--- TO BE DONE ---
Among the records below, find each line that includes the string "this" and copy it.
— Begin PROVIDED ENTRIES —
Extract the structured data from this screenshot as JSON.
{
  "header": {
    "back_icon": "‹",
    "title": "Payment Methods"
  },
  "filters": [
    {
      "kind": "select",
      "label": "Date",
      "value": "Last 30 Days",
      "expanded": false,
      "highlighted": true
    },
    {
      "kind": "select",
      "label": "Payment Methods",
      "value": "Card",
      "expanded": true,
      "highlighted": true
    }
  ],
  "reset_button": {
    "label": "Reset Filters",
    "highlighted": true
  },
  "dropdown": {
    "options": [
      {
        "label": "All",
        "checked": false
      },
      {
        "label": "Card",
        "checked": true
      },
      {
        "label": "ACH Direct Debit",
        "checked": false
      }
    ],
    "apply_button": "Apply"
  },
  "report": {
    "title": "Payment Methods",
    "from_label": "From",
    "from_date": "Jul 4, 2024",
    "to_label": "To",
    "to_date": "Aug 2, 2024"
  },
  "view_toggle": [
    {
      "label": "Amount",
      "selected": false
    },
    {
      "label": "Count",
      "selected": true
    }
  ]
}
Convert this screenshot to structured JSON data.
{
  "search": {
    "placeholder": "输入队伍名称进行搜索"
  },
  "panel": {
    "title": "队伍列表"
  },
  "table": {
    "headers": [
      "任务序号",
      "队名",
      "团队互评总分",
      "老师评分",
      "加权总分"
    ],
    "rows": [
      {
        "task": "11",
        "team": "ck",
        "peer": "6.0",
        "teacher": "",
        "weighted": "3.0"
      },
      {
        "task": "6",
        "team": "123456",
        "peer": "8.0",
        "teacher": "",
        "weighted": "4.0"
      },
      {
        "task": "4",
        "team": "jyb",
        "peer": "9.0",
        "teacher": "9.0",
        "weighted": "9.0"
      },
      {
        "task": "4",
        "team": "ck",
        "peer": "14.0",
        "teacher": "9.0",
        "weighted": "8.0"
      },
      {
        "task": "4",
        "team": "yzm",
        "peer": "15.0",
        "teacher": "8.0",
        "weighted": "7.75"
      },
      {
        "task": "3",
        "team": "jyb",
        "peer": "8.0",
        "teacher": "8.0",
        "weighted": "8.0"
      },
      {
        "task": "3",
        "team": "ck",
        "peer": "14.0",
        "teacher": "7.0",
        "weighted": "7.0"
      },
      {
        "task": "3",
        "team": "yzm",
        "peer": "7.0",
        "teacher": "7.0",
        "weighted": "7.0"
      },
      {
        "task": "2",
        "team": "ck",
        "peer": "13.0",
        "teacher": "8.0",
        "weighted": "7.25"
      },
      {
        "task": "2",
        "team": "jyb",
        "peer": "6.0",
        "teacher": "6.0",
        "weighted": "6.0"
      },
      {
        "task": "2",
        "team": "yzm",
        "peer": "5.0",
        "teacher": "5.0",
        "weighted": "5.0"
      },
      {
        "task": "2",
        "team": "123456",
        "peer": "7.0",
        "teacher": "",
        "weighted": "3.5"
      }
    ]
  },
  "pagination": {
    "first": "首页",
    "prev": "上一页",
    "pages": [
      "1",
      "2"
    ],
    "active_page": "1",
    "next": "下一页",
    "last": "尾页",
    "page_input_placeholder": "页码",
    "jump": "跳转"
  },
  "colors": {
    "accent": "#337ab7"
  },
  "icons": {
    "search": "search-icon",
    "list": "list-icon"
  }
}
— End PROVIDED ENTRIES —
--- RESULT OF THE TASK ---
Extract the structured data from this screenshot as JSON.
Convert this screenshot to structured JSON data.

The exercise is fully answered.